* _Set task_
Identify all lines of the data containing the string "βάρους" and copy them.
━━━━━ Entries ━━━━━
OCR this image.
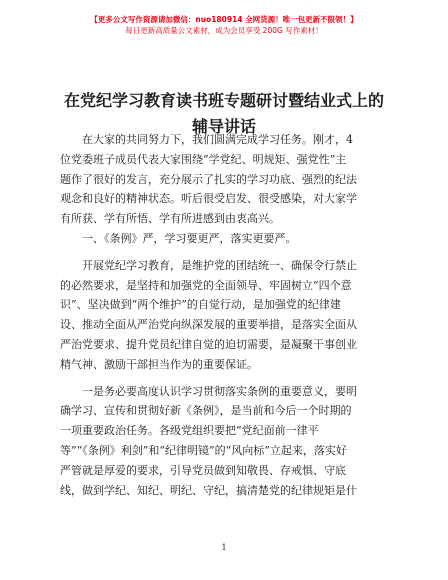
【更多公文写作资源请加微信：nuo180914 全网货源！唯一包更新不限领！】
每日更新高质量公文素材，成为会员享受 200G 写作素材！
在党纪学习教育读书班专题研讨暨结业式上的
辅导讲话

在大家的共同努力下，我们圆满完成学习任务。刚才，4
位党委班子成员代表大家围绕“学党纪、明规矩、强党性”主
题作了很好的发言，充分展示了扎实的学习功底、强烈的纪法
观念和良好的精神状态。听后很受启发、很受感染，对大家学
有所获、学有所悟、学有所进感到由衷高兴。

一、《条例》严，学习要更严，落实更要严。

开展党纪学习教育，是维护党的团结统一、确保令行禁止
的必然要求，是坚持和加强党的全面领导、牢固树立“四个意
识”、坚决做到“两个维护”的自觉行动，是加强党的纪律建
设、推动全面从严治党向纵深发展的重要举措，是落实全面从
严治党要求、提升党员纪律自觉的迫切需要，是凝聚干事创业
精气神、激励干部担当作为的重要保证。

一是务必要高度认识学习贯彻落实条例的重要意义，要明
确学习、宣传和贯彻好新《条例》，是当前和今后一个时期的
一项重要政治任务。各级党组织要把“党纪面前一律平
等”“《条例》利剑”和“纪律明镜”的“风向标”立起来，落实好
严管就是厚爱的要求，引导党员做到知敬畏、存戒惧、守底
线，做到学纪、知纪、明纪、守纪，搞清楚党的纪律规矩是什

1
━━━━━
━━━━━ Entries ━━━━━
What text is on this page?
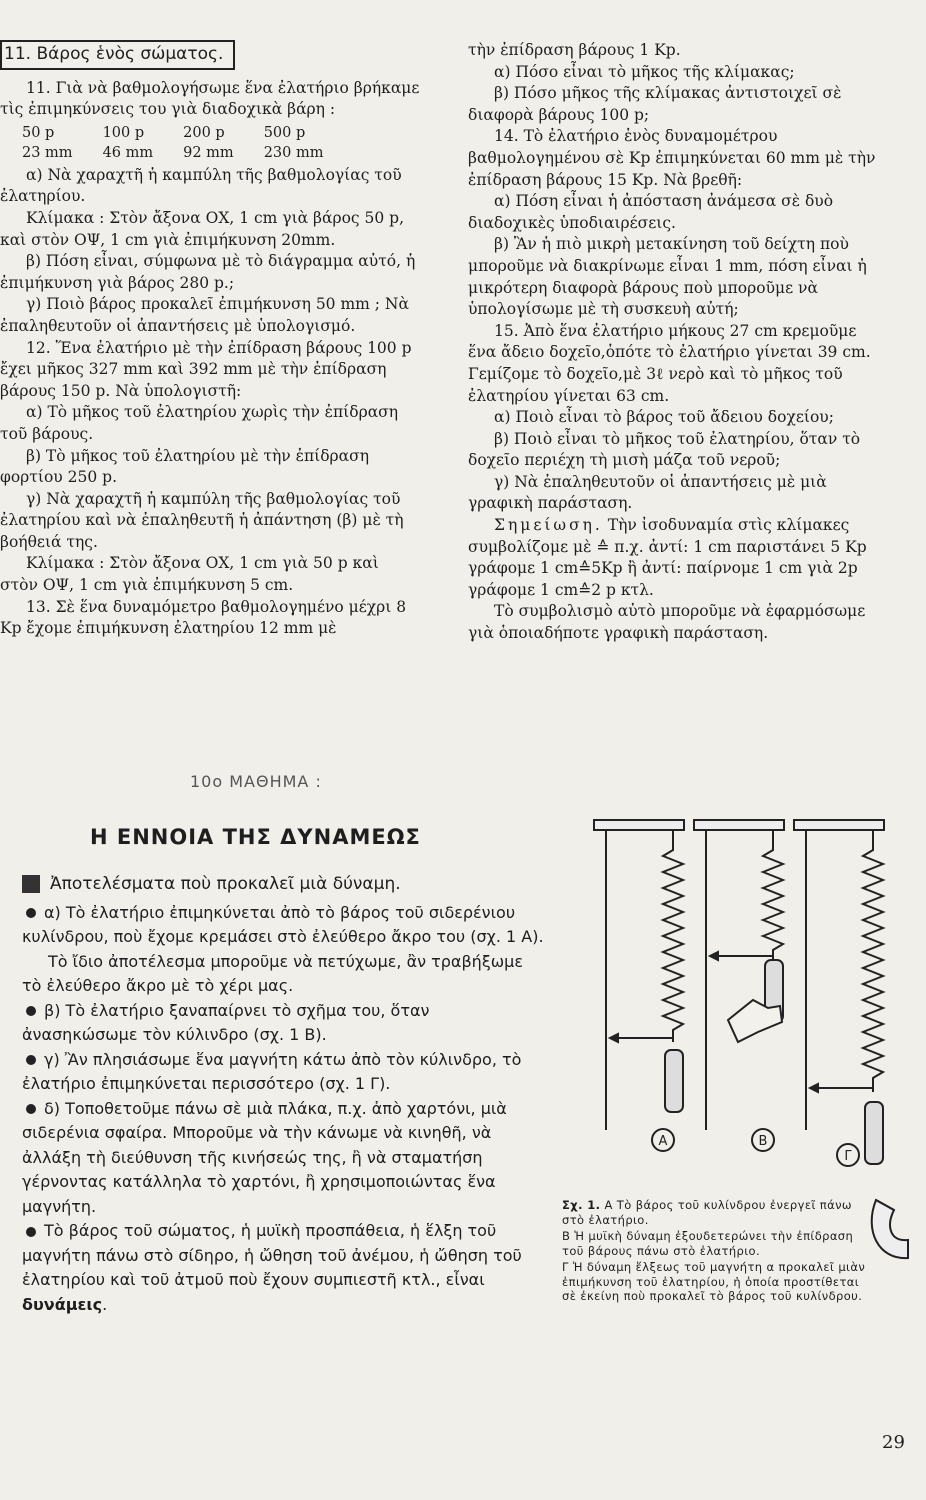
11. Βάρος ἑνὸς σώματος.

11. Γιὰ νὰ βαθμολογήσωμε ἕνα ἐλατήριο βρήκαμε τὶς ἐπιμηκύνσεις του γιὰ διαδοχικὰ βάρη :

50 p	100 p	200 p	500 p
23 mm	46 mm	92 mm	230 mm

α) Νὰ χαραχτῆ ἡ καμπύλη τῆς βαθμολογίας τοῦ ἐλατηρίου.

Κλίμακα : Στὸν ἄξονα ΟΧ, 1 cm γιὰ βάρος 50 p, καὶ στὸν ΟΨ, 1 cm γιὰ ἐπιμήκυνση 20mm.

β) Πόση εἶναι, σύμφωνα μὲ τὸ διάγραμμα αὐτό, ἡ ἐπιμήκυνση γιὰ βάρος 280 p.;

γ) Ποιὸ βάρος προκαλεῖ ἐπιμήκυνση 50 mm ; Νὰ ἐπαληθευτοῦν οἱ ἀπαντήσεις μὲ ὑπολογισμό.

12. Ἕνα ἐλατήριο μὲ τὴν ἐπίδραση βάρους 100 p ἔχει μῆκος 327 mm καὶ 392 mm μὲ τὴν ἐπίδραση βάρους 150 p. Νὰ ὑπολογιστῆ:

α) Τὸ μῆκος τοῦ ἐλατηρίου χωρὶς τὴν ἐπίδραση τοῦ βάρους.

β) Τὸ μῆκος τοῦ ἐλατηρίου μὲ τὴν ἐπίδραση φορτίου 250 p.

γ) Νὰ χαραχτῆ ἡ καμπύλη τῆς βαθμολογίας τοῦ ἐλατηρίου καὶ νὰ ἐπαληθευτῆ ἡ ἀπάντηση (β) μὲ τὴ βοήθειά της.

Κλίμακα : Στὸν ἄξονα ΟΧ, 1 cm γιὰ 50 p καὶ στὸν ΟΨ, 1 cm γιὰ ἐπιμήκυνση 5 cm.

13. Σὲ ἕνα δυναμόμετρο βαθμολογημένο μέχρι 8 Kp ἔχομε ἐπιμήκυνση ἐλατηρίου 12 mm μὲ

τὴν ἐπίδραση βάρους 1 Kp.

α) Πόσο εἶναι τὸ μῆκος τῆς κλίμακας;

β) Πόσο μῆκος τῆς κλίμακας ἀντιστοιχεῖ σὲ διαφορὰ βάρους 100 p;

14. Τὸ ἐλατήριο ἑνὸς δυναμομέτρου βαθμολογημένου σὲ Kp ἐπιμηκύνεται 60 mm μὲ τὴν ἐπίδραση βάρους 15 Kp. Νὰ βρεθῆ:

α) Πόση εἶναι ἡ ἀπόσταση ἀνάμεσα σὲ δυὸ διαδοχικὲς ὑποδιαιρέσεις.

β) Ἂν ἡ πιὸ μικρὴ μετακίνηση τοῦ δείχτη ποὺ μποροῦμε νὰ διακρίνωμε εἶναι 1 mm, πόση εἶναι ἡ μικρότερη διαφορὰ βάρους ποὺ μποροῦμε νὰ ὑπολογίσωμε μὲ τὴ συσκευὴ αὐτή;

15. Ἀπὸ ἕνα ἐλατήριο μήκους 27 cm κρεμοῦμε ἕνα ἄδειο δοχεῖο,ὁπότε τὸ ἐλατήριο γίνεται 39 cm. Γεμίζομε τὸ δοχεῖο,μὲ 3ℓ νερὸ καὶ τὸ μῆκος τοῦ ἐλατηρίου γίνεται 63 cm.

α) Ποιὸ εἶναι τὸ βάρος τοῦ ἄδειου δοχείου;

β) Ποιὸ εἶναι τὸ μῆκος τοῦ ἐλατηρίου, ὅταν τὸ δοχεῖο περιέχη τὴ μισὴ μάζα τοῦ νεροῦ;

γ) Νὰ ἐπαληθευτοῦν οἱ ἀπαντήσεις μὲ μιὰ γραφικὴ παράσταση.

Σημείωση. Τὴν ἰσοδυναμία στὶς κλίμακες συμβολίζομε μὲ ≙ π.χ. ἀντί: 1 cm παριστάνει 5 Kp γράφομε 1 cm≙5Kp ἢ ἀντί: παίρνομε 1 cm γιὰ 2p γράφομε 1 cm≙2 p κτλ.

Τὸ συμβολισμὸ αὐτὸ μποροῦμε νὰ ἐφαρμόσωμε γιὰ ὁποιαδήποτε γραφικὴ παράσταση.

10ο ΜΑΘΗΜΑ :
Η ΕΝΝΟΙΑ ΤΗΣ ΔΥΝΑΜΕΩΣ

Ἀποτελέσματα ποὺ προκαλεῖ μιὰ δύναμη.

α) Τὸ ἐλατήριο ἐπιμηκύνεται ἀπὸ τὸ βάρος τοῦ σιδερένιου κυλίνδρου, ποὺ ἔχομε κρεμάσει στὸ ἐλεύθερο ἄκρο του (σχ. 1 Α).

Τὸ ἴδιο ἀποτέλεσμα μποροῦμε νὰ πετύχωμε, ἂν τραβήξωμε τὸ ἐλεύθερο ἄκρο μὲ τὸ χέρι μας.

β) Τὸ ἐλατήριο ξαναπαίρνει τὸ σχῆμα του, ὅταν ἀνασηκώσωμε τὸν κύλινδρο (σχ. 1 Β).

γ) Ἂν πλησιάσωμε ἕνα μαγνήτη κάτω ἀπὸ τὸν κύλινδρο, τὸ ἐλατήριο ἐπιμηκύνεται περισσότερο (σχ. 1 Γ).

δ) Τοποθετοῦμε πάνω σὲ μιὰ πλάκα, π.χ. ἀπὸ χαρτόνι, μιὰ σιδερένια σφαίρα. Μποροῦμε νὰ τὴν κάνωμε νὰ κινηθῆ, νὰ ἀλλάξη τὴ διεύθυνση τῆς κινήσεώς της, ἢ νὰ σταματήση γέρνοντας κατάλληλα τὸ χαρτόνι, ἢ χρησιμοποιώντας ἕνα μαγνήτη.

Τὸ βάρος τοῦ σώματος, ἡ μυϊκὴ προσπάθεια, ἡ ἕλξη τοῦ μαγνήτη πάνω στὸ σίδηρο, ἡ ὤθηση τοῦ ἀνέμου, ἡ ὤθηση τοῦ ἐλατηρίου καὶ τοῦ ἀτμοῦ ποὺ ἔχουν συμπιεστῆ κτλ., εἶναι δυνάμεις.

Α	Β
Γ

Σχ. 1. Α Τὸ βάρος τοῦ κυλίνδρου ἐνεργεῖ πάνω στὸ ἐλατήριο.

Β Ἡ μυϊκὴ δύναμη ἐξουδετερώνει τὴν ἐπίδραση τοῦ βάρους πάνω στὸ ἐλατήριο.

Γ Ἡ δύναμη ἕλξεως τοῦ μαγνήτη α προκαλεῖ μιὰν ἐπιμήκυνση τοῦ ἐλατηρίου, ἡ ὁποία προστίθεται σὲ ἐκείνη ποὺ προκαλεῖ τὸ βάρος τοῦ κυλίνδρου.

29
━━━━━
* _Final result_
12. Ἕνα ἐλατήριο μὲ τὴν ἐπίδραση βάρους 100 p ἔχει μῆκος 327 mm καὶ 392 mm μὲ τὴν ἐπίδραση βάρους 150 p. Νὰ ὑπολογιστῆ:
α) Τὸ μῆκος τοῦ ἐλατηρίου χωρὶς τὴν ἐπίδραση τοῦ βάρους.
τὴν ἐπίδραση βάρους 1 Kp.
β) Πόσο μῆκος τῆς κλίμακας ἀντιστοιχεῖ σὲ διαφορὰ βάρους 100 p;
14. Τὸ ἐλατήριο ἑνὸς δυναμομέτρου βαθμολογημένου σὲ Kp ἐπιμηκύνεται 60 mm μὲ τὴν ἐπίδραση βάρους 15 Kp. Νὰ βρεθῆ:
β) Ἂν ἡ πιὸ μικρὴ μετακίνηση τοῦ δείχτη ποὺ μποροῦμε νὰ διακρίνωμε εἶναι 1 mm, πόση εἶναι ἡ μικρότερη διαφορὰ βάρους ποὺ μποροῦμε νὰ ὑπολογίσωμε μὲ τὴ συσκευὴ αὐτή;
Β Ἡ μυϊκὴ δύναμη ἐξουδετερώνει τὴν ἐπίδραση τοῦ βάρους πάνω στὸ ἐλατήριο.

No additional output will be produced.